Task goal:
Work through the data below line by line and say how many lines hold "direction"; give only the number.
---------- Records to use
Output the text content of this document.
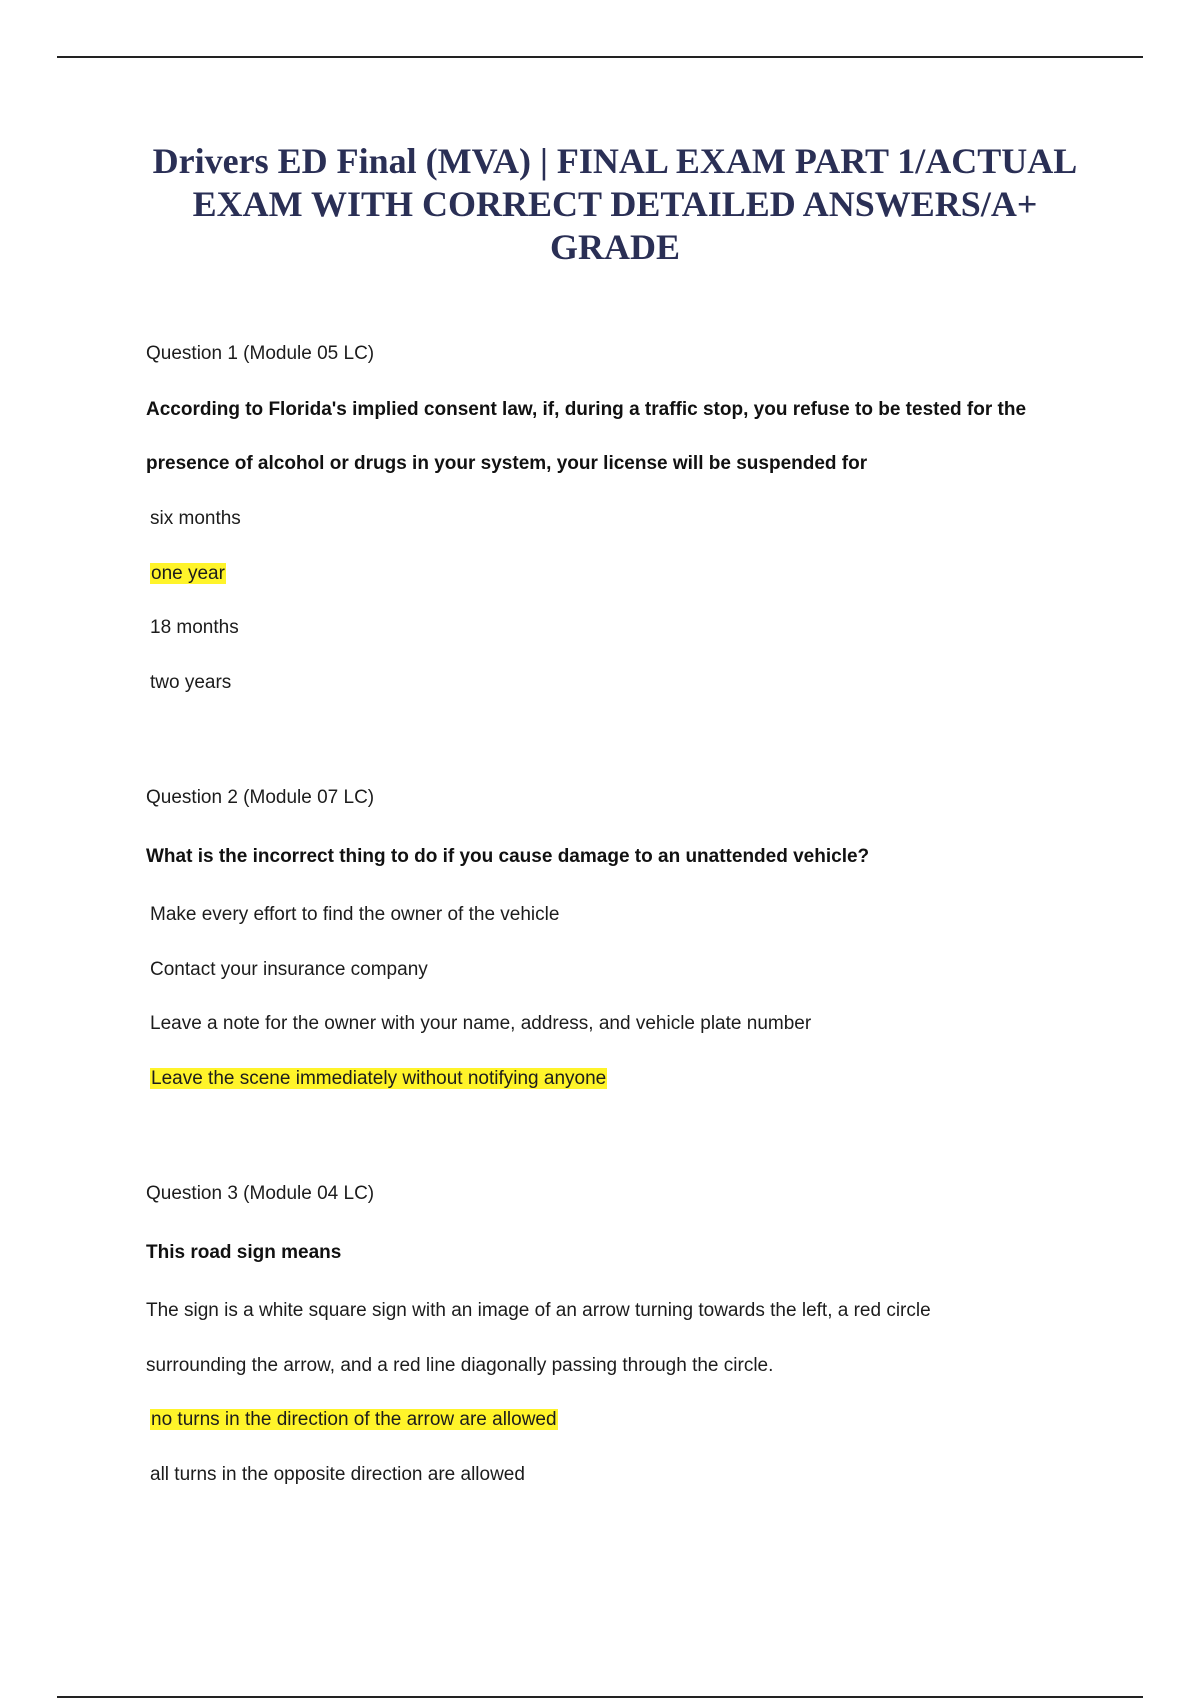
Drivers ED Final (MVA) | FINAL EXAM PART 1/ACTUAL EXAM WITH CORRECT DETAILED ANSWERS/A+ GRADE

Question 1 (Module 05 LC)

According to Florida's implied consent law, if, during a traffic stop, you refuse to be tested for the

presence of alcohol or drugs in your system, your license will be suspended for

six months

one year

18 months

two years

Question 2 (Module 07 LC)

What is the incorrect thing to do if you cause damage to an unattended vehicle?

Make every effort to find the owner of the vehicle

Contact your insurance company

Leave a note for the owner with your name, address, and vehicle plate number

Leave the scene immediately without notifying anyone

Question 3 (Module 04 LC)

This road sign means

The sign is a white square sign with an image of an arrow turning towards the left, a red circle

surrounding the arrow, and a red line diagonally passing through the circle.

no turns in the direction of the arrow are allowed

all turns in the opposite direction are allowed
--------------------
---------- Records to use
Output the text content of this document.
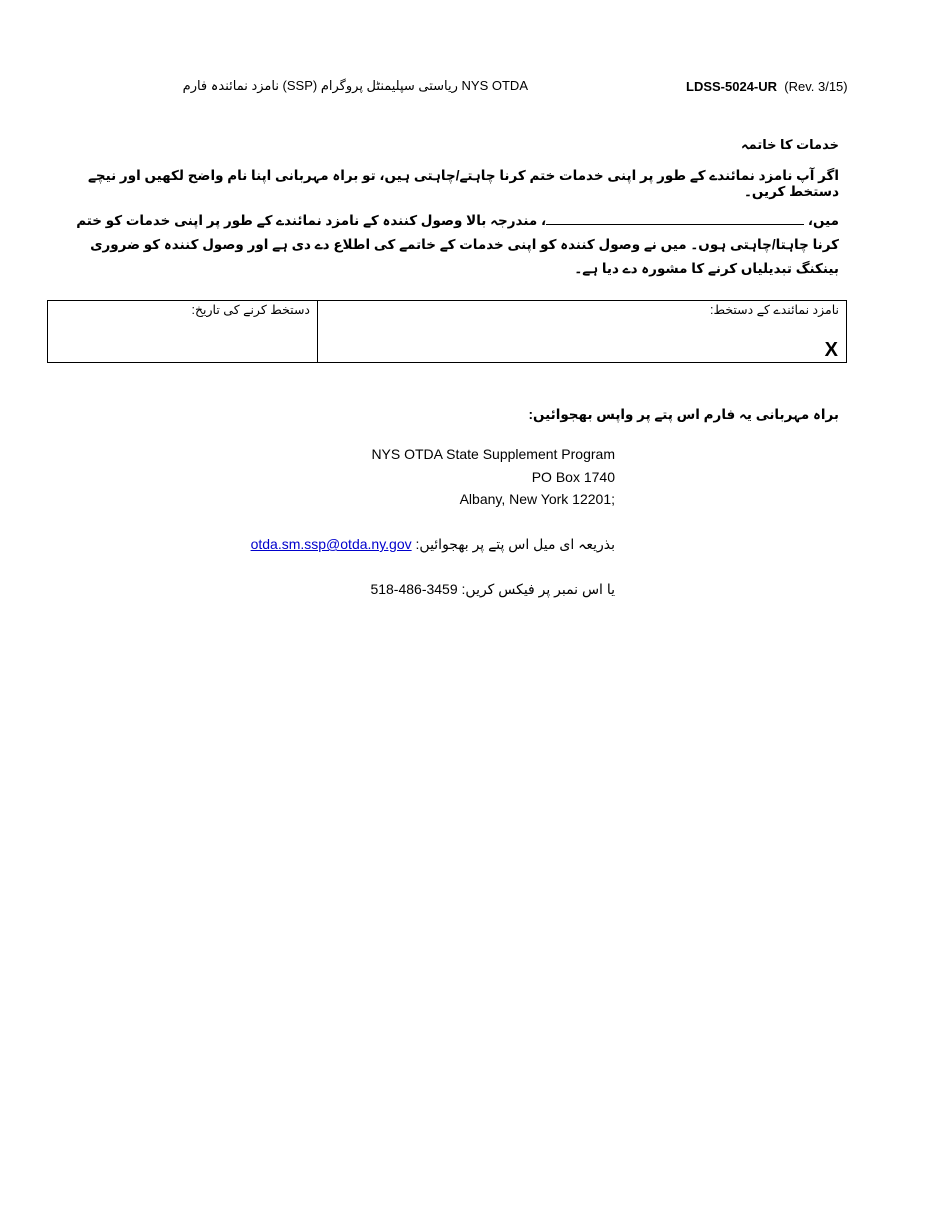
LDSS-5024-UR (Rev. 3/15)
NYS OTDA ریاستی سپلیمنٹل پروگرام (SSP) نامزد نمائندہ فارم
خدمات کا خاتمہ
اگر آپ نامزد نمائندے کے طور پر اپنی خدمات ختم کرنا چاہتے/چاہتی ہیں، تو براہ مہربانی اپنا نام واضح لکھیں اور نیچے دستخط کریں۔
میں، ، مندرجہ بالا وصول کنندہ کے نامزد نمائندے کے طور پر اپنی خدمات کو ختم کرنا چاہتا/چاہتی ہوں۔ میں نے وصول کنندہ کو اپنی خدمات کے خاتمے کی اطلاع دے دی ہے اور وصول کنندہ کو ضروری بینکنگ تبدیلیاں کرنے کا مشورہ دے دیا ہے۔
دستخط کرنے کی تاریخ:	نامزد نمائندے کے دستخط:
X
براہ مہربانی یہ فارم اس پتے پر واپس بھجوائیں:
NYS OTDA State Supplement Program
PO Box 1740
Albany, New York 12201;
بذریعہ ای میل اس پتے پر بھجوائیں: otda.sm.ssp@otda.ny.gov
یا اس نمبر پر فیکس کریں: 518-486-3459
--------------------
Task response:
2